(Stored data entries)
************

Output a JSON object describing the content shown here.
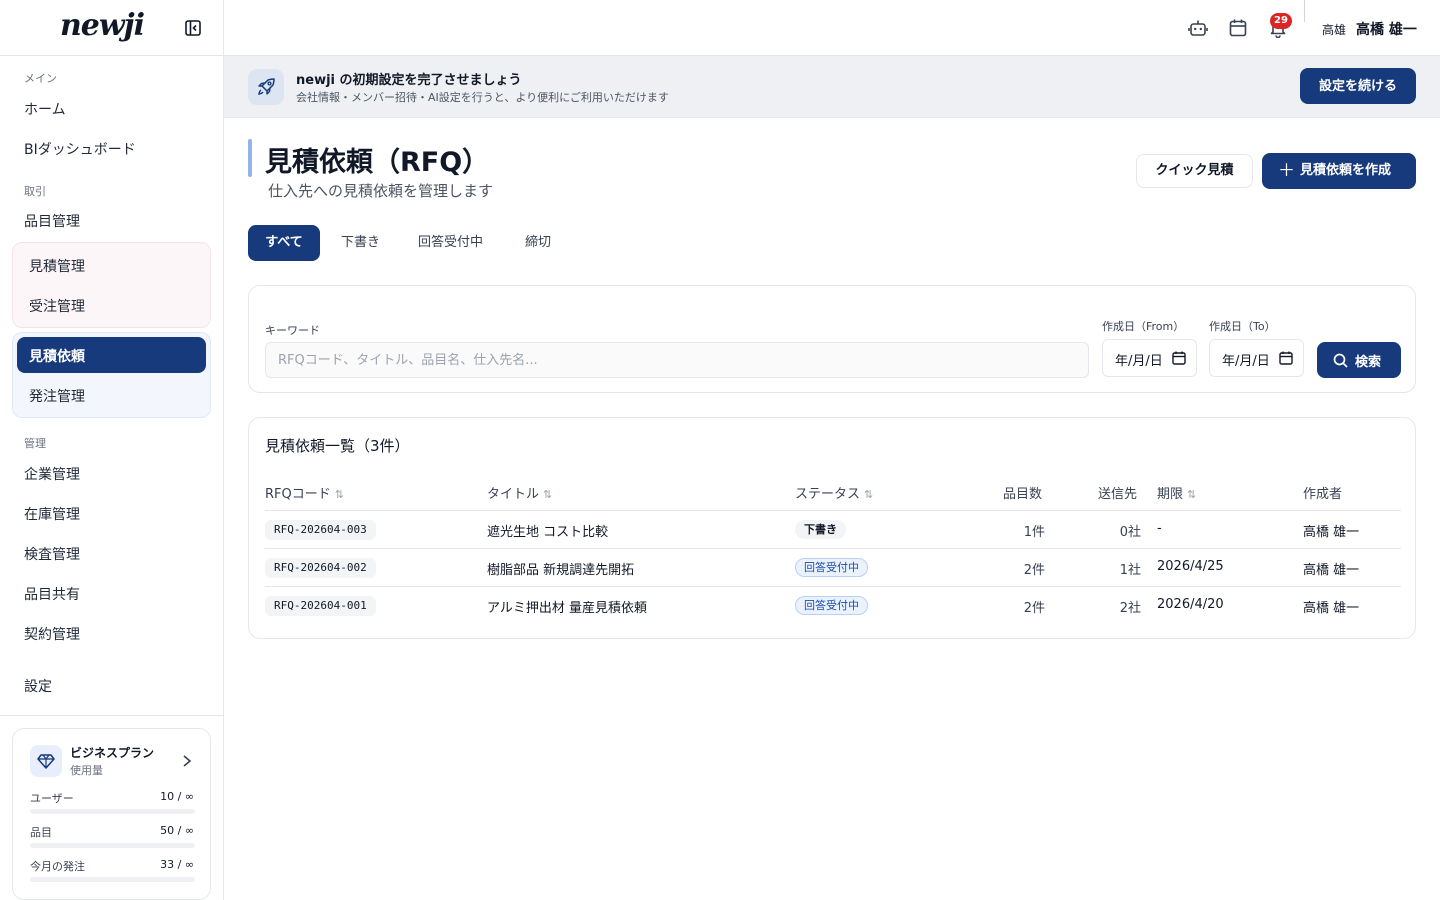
{
  "sidebar": {
    "logo": "newji",
    "sections": {
      "main": "メイン",
      "trade": "取引",
      "manage": "管理"
    },
    "items": {
      "home": "ホーム",
      "bi": "BIダッシュボード",
      "items": "品目管理",
      "estimate": "見積管理",
      "order_recv": "受注管理",
      "rfq": "見積依頼",
      "purchase": "発注管理",
      "company": "企業管理",
      "inventory": "在庫管理",
      "inspection": "検査管理",
      "share": "品目共有",
      "contract": "契約管理",
      "settings": "設定"
    },
    "plan": {
      "title": "ビジネスプラン",
      "subtitle": "使用量",
      "usage": [
        {
          "label": "ユーザー",
          "value": "10 / ∞"
        },
        {
          "label": "品目",
          "value": "50 / ∞"
        },
        {
          "label": "今月の発注",
          "value": "33 / ∞"
        }
      ]
    }
  },
  "topbar": {
    "notification_count": "29",
    "user_short": "高雄",
    "user_name": "高橋 雄一"
  },
  "banner": {
    "title": "newji の初期設定を完了させましょう",
    "subtitle": "会社情報・メンバー招待・AI設定を行うと、より便利にご利用いただけます",
    "button": "設定を続ける"
  },
  "page": {
    "title": "見積依頼（RFQ）",
    "subtitle": "仕入先への見積依頼を管理します",
    "quick_button": "クイック見積",
    "create_button": "見積依頼を作成"
  },
  "tabs": [
    "すべて",
    "下書き",
    "回答受付中",
    "締切"
  ],
  "search": {
    "keyword_label": "キーワード",
    "keyword_placeholder": "RFQコード、タイトル、品目名、仕入先名...",
    "from_label": "作成日（From）",
    "to_label": "作成日（To）",
    "date_placeholder": "年/月/日",
    "button": "検索"
  },
  "table": {
    "title": "見積依頼一覧（3件）",
    "columns": [
      "RFQコード",
      "タイトル",
      "ステータス",
      "品目数",
      "送信先",
      "期限",
      "作成者"
    ],
    "rows": [
      {
        "code": "RFQ-202604-003",
        "title": "遮光生地 コスト比較",
        "status": "下書き",
        "items": "1件",
        "suppliers": "0社",
        "deadline": "-",
        "author": "高橋 雄一"
      },
      {
        "code": "RFQ-202604-002",
        "title": "樹脂部品 新規調達先開拓",
        "status": "回答受付中",
        "items": "2件",
        "suppliers": "1社",
        "deadline": "2026/4/25",
        "author": "高橋 雄一"
      },
      {
        "code": "RFQ-202604-001",
        "title": "アルミ押出材 量産見積依頼",
        "status": "回答受付中",
        "items": "2件",
        "suppliers": "2社",
        "deadline": "2026/4/20",
        "author": "高橋 雄一"
      }
    ]
  },
  "colors": {
    "primary": "#173a7d",
    "badge": "#dc2626",
    "status_wait": "#1d4fa8"
  }
}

************

» Goal
Within the listing above, copy each line that has the string "items".

» Correct output
    "items": {
      "items": "品目管理",
        "items": "1件",
        "items": "2件",
        "items": "2件",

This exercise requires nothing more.